=== Exercise ===
Copy out the records below verbatim, from the line containing "y0, x1, y1)." through the line containing "chevron-right-icon[interactable] (51, 443, 61, 459)", and omit the pictures.

=== Available data ===

— begin —

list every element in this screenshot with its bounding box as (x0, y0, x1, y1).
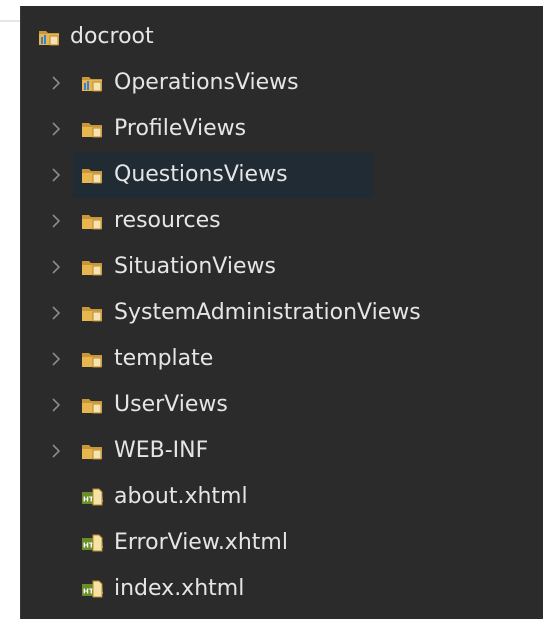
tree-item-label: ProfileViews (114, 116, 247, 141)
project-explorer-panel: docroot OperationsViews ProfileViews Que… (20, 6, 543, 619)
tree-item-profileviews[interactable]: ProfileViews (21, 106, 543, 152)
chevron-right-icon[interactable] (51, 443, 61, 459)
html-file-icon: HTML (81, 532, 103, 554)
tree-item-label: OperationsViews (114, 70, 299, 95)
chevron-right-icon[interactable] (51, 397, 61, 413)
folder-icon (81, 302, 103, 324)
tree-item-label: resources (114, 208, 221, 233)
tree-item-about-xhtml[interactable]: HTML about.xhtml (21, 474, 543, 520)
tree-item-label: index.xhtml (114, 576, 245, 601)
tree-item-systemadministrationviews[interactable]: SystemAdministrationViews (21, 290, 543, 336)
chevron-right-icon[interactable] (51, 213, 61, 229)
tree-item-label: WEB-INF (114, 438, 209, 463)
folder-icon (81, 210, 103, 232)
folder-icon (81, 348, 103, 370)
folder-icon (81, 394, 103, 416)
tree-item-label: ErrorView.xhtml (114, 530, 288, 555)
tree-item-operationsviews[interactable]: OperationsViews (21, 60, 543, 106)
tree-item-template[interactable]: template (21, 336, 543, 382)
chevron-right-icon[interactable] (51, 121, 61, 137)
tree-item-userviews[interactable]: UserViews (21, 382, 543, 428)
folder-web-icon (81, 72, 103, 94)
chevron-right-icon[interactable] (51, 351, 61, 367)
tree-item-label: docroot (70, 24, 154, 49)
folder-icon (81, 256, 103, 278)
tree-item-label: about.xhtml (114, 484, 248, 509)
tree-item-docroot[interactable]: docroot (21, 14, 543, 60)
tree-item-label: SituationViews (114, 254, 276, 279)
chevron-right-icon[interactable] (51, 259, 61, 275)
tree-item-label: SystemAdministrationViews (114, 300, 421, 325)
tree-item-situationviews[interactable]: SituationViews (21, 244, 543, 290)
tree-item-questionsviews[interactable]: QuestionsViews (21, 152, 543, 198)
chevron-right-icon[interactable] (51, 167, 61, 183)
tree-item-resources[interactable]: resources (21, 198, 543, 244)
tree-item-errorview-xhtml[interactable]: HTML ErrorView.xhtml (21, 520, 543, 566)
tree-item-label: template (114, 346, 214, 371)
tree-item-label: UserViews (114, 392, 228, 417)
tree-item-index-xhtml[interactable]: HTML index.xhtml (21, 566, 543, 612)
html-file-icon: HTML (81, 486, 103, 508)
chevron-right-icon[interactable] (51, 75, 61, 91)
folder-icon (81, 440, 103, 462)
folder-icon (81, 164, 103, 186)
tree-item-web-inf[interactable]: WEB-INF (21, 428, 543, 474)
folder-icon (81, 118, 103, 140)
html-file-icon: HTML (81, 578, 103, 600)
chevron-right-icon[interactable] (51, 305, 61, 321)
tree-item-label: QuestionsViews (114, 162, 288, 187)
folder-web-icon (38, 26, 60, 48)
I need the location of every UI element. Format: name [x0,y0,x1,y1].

— end —
— begin —

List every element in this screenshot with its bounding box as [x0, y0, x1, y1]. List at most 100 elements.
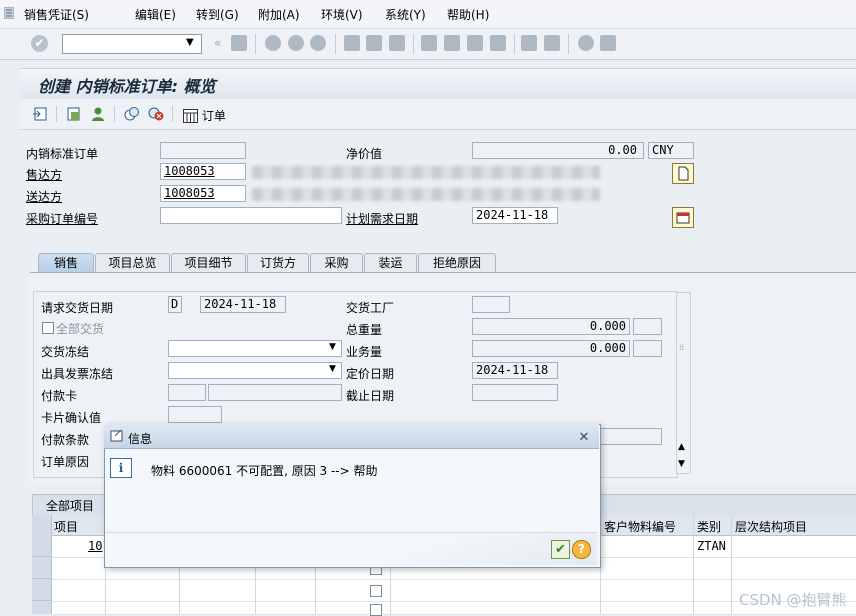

— end —

=== Solution to this exercise ===
list every element in this screenshot with its bounding box as (x0, y0, x1, y1).
tree-item-label: ProfileViews (114, 116, 247, 141)
project-explorer-panel: docroot OperationsViews ProfileViews Que… (20, 6, 543, 619)
tree-item-profileviews[interactable]: ProfileViews (21, 106, 543, 152)
chevron-right-icon[interactable] (51, 443, 61, 459)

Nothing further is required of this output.